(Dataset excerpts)
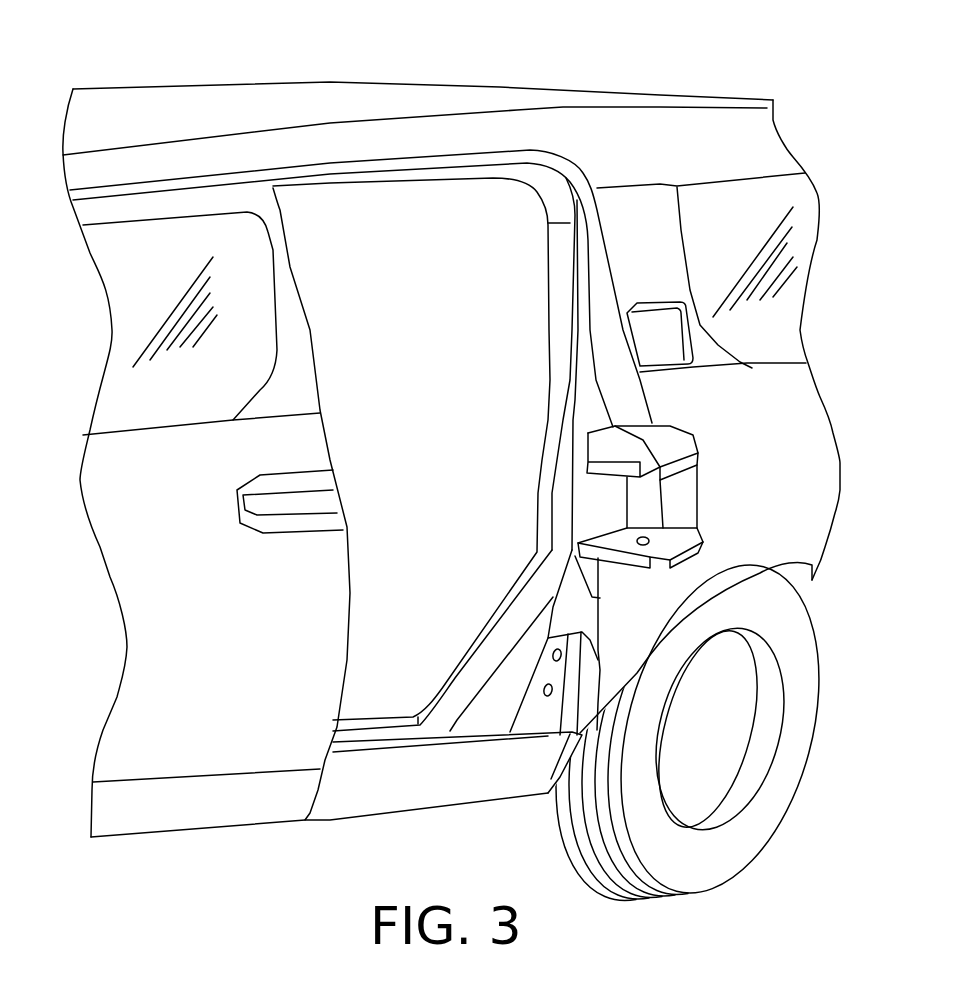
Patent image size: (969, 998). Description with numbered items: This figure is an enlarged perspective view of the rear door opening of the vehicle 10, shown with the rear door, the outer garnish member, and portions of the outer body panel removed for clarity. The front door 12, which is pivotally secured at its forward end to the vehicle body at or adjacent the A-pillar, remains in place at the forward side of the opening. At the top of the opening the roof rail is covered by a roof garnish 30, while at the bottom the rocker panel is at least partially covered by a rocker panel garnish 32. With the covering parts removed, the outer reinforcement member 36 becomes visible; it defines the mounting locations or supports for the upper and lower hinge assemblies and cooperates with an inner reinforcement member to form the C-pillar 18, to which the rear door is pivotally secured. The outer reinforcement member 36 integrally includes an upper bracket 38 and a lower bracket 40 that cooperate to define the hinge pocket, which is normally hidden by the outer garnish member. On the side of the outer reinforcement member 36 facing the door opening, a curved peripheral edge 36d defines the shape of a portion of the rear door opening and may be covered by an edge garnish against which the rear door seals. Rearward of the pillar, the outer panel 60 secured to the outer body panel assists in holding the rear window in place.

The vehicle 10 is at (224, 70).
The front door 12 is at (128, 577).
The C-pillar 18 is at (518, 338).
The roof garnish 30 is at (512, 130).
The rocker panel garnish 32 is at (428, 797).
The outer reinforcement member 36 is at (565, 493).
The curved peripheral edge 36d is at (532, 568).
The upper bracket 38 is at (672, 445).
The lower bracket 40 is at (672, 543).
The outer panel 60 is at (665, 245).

EXERCISE: Pick out every row above that contains the string "lower", matching case, and copy each of those rows in full.

COMPLETED EXERCISE:
Patent image size: (969, 998). Description with numbered items: This figure is an enlarged perspective view of the rear door opening of the vehicle 10, shown with the rear door, the outer garnish member, and portions of the outer body panel removed for clarity. The front door 12, which is pivotally secured at its forward end to the vehicle body at or adjacent the A-pillar, remains in place at the forward side of the opening. At the top of the opening the roof rail is covered by a roof garnish 30, while at the bottom the rocker panel is at least partially covered by a rocker panel garnish 32. With the covering parts removed, the outer reinforcement member 36 becomes visible; it defines the mounting locations or supports for the upper and lower hinge assemblies and cooperates with an inner reinforcement member to form the C-pillar 18, to which the rear door is pivotally secured. The outer reinforcement member 36 integrally includes an upper bracket 38 and a lower bracket 40 that cooperate to define the hinge pocket, which is normally hidden by the outer garnish member. On the side of the outer reinforcement member 36 facing the door opening, a curved peripheral edge 36d defines the shape of a portion of the rear door opening and may be covered by an edge garnish against which the rear door seals. Rearward of the pillar, the outer panel 60 secured to the outer body panel assists in holding the rear window in place.
The lower bracket 40 is at (672, 543).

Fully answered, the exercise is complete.